__WORK REQUIRED__
What follows is a listing; give it again exactly, in its entirety.
-- BEGIN EXCERPTED RECORDS --
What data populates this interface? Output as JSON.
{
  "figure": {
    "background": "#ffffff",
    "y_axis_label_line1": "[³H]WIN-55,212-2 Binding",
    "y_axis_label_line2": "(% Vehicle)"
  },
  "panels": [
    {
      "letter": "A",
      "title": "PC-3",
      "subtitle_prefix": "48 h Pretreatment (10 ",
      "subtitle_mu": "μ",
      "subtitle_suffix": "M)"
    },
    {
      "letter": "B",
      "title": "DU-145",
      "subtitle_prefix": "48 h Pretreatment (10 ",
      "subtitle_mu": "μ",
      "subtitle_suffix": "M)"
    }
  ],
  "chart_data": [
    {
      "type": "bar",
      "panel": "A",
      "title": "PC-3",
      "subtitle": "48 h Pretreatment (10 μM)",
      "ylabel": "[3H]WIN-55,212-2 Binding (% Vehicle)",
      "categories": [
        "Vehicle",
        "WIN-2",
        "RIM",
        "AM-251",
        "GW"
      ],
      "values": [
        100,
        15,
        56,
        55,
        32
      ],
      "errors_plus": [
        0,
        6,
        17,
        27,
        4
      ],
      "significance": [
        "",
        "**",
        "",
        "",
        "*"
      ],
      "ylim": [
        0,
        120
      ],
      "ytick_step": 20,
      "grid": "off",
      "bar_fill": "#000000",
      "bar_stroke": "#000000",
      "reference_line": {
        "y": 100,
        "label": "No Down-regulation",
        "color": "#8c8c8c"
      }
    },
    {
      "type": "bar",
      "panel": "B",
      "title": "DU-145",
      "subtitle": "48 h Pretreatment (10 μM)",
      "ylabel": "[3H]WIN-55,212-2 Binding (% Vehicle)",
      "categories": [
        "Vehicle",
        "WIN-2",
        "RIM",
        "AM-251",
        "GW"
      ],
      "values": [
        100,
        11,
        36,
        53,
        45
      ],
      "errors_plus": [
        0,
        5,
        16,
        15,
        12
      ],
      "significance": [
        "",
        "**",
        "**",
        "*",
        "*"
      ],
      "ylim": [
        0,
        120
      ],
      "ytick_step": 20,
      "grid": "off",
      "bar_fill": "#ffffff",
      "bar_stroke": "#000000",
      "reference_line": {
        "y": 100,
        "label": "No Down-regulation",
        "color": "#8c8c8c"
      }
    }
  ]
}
-- END EXCERPTED RECORDS --
__SOLUTION__
What data populates this interface? Output as JSON.
{
  "figure": {
    "background": "#ffffff",
    "y_axis_label_line1": "[³H]WIN-55,212-2 Binding",
    "y_axis_label_line2": "(% Vehicle)"
  },
  "panels": [
    {
      "letter": "A",
      "title": "PC-3",
      "subtitle_prefix": "48 h Pretreatment (10 ",
      "subtitle_mu": "μ",
      "subtitle_suffix": "M)"
    },
    {
      "letter": "B",
      "title": "DU-145",
      "subtitle_prefix": "48 h Pretreatment (10 ",
      "subtitle_mu": "μ",
      "subtitle_suffix": "M)"
    }
  ],
  "chart_data": [
    {
      "type": "bar",
      "panel": "A",
      "title": "PC-3",
      "subtitle": "48 h Pretreatment (10 μM)",
      "ylabel": "[3H]WIN-55,212-2 Binding (% Vehicle)",
      "categories": [
        "Vehicle",
        "WIN-2",
        "RIM",
        "AM-251",
        "GW"
      ],
      "values": [
        100,
        15,
        56,
        55,
        32
      ],
      "errors_plus": [
        0,
        6,
        17,
        27,
        4
      ],
      "significance": [
        "",
        "**",
        "",
        "",
        "*"
      ],
      "ylim": [
        0,
        120
      ],
      "ytick_step": 20,
      "grid": "off",
      "bar_fill": "#000000",
      "bar_stroke": "#000000",
      "reference_line": {
        "y": 100,
        "label": "No Down-regulation",
        "color": "#8c8c8c"
      }
    },
    {
      "type": "bar",
      "panel": "B",
      "title": "DU-145",
      "subtitle": "48 h Pretreatment (10 μM)",
      "ylabel": "[3H]WIN-55,212-2 Binding (% Vehicle)",
      "categories": [
        "Vehicle",
        "WIN-2",
        "RIM",
        "AM-251",
        "GW"
      ],
      "values": [
        100,
        11,
        36,
        53,
        45
      ],
      "errors_plus": [
        0,
        5,
        16,
        15,
        12
      ],
      "significance": [
        "",
        "**",
        "**",
        "*",
        "*"
      ],
      "ylim": [
        0,
        120
      ],
      "ytick_step": 20,
      "grid": "off",
      "bar_fill": "#ffffff",
      "bar_stroke": "#000000",
      "reference_line": {
        "y": 100,
        "label": "No Down-regulation",
        "color": "#8c8c8c"
      }
    }
  ]
}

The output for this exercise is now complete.